Can you retype every record below exactly as written?

* Start *

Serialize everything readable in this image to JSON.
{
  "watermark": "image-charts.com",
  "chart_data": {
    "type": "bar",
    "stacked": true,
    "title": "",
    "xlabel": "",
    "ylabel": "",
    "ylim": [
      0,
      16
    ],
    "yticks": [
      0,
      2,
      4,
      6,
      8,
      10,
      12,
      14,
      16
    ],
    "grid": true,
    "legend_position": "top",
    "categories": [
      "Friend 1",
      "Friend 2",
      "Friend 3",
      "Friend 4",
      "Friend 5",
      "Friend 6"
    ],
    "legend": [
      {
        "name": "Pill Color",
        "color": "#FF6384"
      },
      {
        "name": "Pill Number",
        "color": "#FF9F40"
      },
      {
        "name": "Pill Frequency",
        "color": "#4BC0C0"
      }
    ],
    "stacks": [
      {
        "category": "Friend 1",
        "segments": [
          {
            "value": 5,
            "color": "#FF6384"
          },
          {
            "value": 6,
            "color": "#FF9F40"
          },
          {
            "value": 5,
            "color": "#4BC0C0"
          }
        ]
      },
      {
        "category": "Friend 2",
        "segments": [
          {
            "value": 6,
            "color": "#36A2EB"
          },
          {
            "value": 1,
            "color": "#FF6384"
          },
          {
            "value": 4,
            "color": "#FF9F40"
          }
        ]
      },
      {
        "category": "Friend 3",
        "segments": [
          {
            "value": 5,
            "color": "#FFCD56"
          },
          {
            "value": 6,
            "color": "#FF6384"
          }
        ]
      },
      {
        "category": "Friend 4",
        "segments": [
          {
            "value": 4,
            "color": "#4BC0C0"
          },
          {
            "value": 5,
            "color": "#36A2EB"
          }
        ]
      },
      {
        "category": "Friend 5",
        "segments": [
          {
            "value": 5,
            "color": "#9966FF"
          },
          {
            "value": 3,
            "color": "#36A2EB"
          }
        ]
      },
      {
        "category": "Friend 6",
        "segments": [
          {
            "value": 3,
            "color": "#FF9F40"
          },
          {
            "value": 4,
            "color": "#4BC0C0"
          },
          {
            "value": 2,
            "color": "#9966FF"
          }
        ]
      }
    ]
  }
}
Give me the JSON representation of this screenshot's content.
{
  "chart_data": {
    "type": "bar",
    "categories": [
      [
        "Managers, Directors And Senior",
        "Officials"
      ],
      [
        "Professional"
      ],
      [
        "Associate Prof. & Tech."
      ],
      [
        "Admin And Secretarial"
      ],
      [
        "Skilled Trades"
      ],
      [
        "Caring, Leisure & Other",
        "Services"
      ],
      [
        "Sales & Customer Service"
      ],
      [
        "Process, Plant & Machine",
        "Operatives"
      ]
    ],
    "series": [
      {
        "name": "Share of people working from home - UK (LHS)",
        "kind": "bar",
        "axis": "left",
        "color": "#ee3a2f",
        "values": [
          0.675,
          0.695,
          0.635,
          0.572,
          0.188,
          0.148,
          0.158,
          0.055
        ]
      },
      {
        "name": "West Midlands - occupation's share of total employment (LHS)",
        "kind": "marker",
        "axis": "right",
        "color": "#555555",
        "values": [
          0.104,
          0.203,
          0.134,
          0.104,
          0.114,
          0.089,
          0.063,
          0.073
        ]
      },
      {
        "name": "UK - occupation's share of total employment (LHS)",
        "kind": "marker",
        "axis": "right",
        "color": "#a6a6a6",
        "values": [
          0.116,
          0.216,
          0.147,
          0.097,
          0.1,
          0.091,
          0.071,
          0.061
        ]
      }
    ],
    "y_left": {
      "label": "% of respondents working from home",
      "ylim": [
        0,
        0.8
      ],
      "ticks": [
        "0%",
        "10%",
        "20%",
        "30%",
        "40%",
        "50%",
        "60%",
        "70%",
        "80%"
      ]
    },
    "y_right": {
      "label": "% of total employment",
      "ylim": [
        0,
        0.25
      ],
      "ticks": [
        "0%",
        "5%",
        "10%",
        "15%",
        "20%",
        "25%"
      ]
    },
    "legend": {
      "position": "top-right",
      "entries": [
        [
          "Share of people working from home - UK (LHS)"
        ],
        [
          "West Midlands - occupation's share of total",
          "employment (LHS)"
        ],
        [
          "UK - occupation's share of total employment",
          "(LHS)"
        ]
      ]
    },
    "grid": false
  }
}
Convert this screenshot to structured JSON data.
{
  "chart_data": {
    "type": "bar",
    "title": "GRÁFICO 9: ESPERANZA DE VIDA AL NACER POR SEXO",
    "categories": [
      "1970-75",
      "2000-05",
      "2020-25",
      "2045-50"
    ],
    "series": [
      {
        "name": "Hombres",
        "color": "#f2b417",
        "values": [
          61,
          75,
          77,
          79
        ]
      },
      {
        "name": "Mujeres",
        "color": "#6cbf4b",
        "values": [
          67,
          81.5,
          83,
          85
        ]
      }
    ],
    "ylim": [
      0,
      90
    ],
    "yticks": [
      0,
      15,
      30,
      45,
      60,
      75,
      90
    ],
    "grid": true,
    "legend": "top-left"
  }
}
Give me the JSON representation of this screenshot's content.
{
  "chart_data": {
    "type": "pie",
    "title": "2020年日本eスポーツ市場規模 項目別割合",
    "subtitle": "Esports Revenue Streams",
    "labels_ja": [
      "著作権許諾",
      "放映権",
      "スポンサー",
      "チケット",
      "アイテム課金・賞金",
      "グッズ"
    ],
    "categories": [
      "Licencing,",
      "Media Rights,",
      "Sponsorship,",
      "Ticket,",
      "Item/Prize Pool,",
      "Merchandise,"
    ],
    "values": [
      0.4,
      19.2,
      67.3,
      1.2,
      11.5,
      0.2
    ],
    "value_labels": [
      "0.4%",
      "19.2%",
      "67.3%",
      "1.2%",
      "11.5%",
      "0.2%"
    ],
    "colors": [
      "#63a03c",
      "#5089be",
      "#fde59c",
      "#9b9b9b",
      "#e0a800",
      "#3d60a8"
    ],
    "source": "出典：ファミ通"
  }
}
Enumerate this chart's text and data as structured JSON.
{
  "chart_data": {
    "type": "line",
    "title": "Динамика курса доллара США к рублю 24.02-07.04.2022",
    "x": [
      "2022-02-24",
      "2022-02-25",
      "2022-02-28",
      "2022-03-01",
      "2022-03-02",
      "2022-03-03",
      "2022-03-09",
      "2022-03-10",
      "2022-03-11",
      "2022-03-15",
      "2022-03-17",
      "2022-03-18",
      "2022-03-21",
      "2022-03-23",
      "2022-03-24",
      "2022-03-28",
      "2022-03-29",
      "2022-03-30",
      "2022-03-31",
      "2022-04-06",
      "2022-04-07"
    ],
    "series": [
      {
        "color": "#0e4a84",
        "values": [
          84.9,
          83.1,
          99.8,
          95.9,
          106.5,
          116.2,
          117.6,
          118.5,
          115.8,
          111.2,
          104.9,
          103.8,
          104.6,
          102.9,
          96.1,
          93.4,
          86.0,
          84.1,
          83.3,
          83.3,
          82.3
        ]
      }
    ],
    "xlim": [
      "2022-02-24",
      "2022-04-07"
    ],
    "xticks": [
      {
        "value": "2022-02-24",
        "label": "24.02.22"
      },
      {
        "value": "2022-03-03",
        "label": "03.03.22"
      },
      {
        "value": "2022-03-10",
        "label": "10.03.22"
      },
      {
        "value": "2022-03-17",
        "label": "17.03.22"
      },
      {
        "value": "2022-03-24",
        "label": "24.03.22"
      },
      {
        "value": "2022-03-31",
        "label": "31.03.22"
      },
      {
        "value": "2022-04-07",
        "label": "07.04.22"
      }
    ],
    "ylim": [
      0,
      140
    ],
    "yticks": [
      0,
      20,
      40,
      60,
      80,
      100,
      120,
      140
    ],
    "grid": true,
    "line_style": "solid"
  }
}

* End *

The result
Serialize everything readable in this image to JSON.
{
  "watermark": "image-charts.com",
  "chart_data": {
    "type": "bar",
    "stacked": true,
    "title": "",
    "xlabel": "",
    "ylabel": "",
    "ylim": [
      0,
      16
    ],
    "yticks": [
      0,
      2,
      4,
      6,
      8,
      10,
      12,
      14,
      16
    ],
    "grid": true,
    "legend_position": "top",
    "categories": [
      "Friend 1",
      "Friend 2",
      "Friend 3",
      "Friend 4",
      "Friend 5",
      "Friend 6"
    ],
    "legend": [
      {
        "name": "Pill Color",
        "color": "#FF6384"
      },
      {
        "name": "Pill Number",
        "color": "#FF9F40"
      },
      {
        "name": "Pill Frequency",
        "color": "#4BC0C0"
      }
    ],
    "stacks": [
      {
        "category": "Friend 1",
        "segments": [
          {
            "value": 5,
            "color": "#FF6384"
          },
          {
            "value": 6,
            "color": "#FF9F40"
          },
          {
            "value": 5,
            "color": "#4BC0C0"
          }
        ]
      },
      {
        "category": "Friend 2",
        "segments": [
          {
            "value": 6,
            "color": "#36A2EB"
          },
          {
            "value": 1,
            "color": "#FF6384"
          },
          {
            "value": 4,
            "color": "#FF9F40"
          }
        ]
      },
      {
        "category": "Friend 3",
        "segments": [
          {
            "value": 5,
            "color": "#FFCD56"
          },
          {
            "value": 6,
            "color": "#FF6384"
          }
        ]
      },
      {
        "category": "Friend 4",
        "segments": [
          {
            "value": 4,
            "color": "#4BC0C0"
          },
          {
            "value": 5,
            "color": "#36A2EB"
          }
        ]
      },
      {
        "category": "Friend 5",
        "segments": [
          {
            "value": 5,
            "color": "#9966FF"
          },
          {
            "value": 3,
            "color": "#36A2EB"
          }
        ]
      },
      {
        "category": "Friend 6",
        "segments": [
          {
            "value": 3,
            "color": "#FF9F40"
          },
          {
            "value": 4,
            "color": "#4BC0C0"
          },
          {
            "value": 2,
            "color": "#9966FF"
          }
        ]
      }
    ]
  }
}
Give me the JSON representation of this screenshot's content.
{
  "chart_data": {
    "type": "bar",
    "categories": [
      [
        "Managers, Directors And Senior",
        "Officials"
      ],
      [
        "Professional"
      ],
      [
        "Associate Prof. & Tech."
      ],
      [
        "Admin And Secretarial"
      ],
      [
        "Skilled Trades"
      ],
      [
        "Caring, Leisure & Other",
        "Services"
      ],
      [
        "Sales & Customer Service"
      ],
      [
        "Process, Plant & Machine",
        "Operatives"
      ]
    ],
    "series": [
      {
        "name": "Share of people working from home - UK (LHS)",
        "kind": "bar",
        "axis": "left",
        "color": "#ee3a2f",
        "values": [
          0.675,
          0.695,
          0.635,
          0.572,
          0.188,
          0.148,
          0.158,
          0.055
        ]
      },
      {
        "name": "West Midlands - occupation's share of total employment (LHS)",
        "kind": "marker",
        "axis": "right",
        "color": "#555555",
        "values": [
          0.104,
          0.203,
          0.134,
          0.104,
          0.114,
          0.089,
          0.063,
          0.073
        ]
      },
      {
        "name": "UK - occupation's share of total employment (LHS)",
        "kind": "marker",
        "axis": "right",
        "color": "#a6a6a6",
        "values": [
          0.116,
          0.216,
          0.147,
          0.097,
          0.1,
          0.091,
          0.071,
          0.061
        ]
      }
    ],
    "y_left": {
      "label": "% of respondents working from home",
      "ylim": [
        0,
        0.8
      ],
      "ticks": [
        "0%",
        "10%",
        "20%",
        "30%",
        "40%",
        "50%",
        "60%",
        "70%",
        "80%"
      ]
    },
    "y_right": {
      "label": "% of total employment",
      "ylim": [
        0,
        0.25
      ],
      "ticks": [
        "0%",
        "5%",
        "10%",
        "15%",
        "20%",
        "25%"
      ]
    },
    "legend": {
      "position": "top-right",
      "entries": [
        [
          "Share of people working from home - UK (LHS)"
        ],
        [
          "West Midlands - occupation's share of total",
          "employment (LHS)"
        ],
        [
          "UK - occupation's share of total employment",
          "(LHS)"
        ]
      ]
    },
    "grid": false
  }
}
Convert this screenshot to structured JSON data.
{
  "chart_data": {
    "type": "bar",
    "title": "GRÁFICO 9: ESPERANZA DE VIDA AL NACER POR SEXO",
    "categories": [
      "1970-75",
      "2000-05",
      "2020-25",
      "2045-50"
    ],
    "series": [
      {
        "name": "Hombres",
        "color": "#f2b417",
        "values": [
          61,
          75,
          77,
          79
        ]
      },
      {
        "name": "Mujeres",
        "color": "#6cbf4b",
        "values": [
          67,
          81.5,
          83,
          85
        ]
      }
    ],
    "ylim": [
      0,
      90
    ],
    "yticks": [
      0,
      15,
      30,
      45,
      60,
      75,
      90
    ],
    "grid": true,
    "legend": "top-left"
  }
}
Give me the JSON representation of this screenshot's content.
{
  "chart_data": {
    "type": "pie",
    "title": "2020年日本eスポーツ市場規模 項目別割合",
    "subtitle": "Esports Revenue Streams",
    "labels_ja": [
      "著作権許諾",
      "放映権",
      "スポンサー",
      "チケット",
      "アイテム課金・賞金",
      "グッズ"
    ],
    "categories": [
      "Licencing,",
      "Media Rights,",
      "Sponsorship,",
      "Ticket,",
      "Item/Prize Pool,",
      "Merchandise,"
    ],
    "values": [
      0.4,
      19.2,
      67.3,
      1.2,
      11.5,
      0.2
    ],
    "value_labels": [
      "0.4%",
      "19.2%",
      "67.3%",
      "1.2%",
      "11.5%",
      "0.2%"
    ],
    "colors": [
      "#63a03c",
      "#5089be",
      "#fde59c",
      "#9b9b9b",
      "#e0a800",
      "#3d60a8"
    ],
    "source": "出典：ファミ通"
  }
}
Enumerate this chart's text and data as structured JSON.
{
  "chart_data": {
    "type": "line",
    "title": "Динамика курса доллара США к рублю 24.02-07.04.2022",
    "x": [
      "2022-02-24",
      "2022-02-25",
      "2022-02-28",
      "2022-03-01",
      "2022-03-02",
      "2022-03-03",
      "2022-03-09",
      "2022-03-10",
      "2022-03-11",
      "2022-03-15",
      "2022-03-17",
      "2022-03-18",
      "2022-03-21",
      "2022-03-23",
      "2022-03-24",
      "2022-03-28",
      "2022-03-29",
      "2022-03-30",
      "2022-03-31",
      "2022-04-06",
      "2022-04-07"
    ],
    "series": [
      {
        "color": "#0e4a84",
        "values": [
          84.9,
          83.1,
          99.8,
          95.9,
          106.5,
          116.2,
          117.6,
          118.5,
          115.8,
          111.2,
          104.9,
          103.8,
          104.6,
          102.9,
          96.1,
          93.4,
          86.0,
          84.1,
          83.3,
          83.3,
          82.3
        ]
      }
    ],
    "xlim": [
      "2022-02-24",
      "2022-04-07"
    ],
    "xticks": [
      {
        "value": "2022-02-24",
        "label": "24.02.22"
      },
      {
        "value": "2022-03-03",
        "label": "03.03.22"
      },
      {
        "value": "2022-03-10",
        "label": "10.03.22"
      },
      {
        "value": "2022-03-17",
        "label": "17.03.22"
      },
      {
        "value": "2022-03-24",
        "label": "24.03.22"
      },
      {
        "value": "2022-03-31",
        "label": "31.03.22"
      },
      {
        "value": "2022-04-07",
        "label": "07.04.22"
      }
    ],
    "ylim": [
      0,
      140
    ],
    "yticks": [
      0,
      20,
      40,
      60,
      80,
      100,
      120,
      140
    ],
    "grid": true,
    "line_style": "solid"
  }
}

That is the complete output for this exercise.